_Work to be completed:_ Examine each line of the data. Copy those that contain the string "ylabel".

━━ Supplied material

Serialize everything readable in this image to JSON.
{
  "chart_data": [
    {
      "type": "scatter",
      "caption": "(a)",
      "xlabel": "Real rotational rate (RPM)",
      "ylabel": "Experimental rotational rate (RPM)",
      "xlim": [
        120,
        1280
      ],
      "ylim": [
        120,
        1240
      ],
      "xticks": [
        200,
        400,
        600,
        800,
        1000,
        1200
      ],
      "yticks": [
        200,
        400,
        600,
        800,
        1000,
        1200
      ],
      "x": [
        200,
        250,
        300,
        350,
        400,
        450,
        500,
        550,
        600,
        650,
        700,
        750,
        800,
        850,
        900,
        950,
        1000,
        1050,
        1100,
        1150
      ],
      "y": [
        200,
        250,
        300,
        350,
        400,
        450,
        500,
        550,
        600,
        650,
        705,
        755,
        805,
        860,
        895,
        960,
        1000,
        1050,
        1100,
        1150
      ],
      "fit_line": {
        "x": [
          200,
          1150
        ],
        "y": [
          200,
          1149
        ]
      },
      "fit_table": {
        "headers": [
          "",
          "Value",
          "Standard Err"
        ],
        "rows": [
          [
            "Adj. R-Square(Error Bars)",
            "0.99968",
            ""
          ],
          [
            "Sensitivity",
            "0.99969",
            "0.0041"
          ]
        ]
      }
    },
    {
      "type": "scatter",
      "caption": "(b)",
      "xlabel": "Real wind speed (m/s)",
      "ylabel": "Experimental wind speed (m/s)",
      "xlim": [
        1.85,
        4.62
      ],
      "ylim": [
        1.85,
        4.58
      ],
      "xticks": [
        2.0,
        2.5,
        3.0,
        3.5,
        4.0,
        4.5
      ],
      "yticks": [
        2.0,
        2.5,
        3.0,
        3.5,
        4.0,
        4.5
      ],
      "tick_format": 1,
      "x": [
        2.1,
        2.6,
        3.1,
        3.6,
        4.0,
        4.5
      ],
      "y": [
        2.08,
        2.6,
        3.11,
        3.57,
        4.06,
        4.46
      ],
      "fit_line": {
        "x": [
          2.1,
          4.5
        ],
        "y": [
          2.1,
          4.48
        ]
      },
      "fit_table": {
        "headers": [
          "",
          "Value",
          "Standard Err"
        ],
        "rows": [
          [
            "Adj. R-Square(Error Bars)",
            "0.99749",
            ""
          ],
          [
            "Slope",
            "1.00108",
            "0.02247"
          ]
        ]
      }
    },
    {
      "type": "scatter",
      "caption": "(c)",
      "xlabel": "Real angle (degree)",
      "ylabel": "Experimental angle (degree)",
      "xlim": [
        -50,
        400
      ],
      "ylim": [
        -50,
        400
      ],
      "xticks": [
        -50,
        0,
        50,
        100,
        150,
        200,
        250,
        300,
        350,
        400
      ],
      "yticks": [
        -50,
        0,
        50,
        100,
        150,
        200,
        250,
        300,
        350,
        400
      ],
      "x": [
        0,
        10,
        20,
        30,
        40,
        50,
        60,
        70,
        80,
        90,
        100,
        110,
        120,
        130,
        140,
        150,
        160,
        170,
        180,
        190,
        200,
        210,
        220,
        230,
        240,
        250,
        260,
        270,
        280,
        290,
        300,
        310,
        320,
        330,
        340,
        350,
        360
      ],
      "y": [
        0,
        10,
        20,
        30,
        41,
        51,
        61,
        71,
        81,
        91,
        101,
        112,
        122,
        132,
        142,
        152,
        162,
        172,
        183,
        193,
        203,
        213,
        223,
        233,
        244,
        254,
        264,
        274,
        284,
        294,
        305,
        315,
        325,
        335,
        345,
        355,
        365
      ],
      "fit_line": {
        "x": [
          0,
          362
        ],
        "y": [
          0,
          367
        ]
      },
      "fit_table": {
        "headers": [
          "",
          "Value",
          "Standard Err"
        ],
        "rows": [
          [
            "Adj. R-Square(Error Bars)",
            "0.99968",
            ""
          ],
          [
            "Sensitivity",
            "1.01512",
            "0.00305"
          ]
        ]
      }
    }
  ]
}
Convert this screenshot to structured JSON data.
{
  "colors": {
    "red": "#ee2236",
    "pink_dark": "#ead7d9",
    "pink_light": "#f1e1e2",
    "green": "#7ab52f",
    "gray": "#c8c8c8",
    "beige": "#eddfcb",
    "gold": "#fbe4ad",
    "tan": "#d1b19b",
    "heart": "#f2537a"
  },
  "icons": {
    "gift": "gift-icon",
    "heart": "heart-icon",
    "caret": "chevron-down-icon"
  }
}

━━━━
━━ Supplied material

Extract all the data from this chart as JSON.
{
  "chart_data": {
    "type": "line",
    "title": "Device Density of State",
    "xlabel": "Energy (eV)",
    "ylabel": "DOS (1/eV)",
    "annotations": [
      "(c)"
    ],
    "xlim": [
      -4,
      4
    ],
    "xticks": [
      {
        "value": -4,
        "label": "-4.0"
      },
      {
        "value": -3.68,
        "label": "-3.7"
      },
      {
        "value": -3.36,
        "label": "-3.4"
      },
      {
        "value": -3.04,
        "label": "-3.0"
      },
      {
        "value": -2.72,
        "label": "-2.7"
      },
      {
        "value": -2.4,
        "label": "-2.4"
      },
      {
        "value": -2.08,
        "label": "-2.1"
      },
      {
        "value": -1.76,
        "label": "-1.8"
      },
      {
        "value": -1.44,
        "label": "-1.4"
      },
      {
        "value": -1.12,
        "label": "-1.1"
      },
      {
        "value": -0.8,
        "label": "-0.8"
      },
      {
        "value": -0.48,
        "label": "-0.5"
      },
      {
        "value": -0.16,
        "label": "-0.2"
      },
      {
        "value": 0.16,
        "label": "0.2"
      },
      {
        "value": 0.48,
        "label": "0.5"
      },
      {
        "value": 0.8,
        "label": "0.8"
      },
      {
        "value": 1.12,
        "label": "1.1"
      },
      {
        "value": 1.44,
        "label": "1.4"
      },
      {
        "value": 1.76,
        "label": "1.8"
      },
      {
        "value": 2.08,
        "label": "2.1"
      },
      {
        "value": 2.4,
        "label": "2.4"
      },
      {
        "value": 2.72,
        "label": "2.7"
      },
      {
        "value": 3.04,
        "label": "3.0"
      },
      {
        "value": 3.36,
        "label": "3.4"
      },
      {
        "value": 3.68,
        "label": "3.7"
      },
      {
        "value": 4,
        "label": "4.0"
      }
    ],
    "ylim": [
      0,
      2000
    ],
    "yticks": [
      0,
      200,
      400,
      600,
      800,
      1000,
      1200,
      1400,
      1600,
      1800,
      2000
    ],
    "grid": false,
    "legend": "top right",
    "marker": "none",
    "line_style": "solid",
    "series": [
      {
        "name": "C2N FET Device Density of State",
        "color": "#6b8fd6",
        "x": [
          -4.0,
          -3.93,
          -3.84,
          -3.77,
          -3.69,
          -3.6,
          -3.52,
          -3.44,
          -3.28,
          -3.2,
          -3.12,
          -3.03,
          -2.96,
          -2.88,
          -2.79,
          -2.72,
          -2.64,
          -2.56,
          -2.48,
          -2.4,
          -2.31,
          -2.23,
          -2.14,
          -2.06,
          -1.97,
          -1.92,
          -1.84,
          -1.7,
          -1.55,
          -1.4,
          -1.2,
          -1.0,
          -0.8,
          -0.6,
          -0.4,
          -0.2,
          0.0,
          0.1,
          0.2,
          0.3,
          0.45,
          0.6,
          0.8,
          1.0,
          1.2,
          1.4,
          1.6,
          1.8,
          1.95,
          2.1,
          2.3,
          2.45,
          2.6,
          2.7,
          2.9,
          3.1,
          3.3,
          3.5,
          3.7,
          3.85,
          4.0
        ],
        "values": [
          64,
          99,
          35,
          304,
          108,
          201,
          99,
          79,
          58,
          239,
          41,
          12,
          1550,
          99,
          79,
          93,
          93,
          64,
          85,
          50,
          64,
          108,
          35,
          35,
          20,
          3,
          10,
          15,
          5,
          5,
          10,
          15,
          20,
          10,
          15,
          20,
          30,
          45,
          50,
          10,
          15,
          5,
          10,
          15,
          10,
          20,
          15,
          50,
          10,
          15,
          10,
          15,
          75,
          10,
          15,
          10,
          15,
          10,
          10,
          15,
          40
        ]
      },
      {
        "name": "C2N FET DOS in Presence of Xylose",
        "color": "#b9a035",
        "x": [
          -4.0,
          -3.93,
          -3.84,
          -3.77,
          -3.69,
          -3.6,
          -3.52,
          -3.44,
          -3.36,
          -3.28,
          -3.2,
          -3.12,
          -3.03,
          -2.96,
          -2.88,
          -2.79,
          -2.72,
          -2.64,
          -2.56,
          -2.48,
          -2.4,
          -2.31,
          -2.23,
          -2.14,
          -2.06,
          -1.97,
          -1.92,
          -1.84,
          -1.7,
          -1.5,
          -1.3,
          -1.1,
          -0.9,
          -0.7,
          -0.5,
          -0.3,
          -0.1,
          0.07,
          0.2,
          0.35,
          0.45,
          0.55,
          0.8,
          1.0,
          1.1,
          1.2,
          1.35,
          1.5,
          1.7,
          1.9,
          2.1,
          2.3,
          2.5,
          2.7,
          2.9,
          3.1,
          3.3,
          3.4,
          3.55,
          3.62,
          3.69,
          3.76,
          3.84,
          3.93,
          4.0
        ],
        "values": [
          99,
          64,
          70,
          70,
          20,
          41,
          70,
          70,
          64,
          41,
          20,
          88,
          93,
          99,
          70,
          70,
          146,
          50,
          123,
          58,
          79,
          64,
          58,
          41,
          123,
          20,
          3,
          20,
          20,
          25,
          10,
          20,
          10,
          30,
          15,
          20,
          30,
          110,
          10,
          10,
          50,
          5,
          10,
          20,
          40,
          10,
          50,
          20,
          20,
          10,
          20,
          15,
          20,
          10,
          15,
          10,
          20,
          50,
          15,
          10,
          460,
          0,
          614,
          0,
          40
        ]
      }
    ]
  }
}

━━━━

_Written reply:_
      "ylabel": "Experimental rotational rate (RPM)",
      "ylabel": "Experimental wind speed (m/s)",
      "ylabel": "Experimental angle (degree)",
    "ylabel": "DOS (1/eV)",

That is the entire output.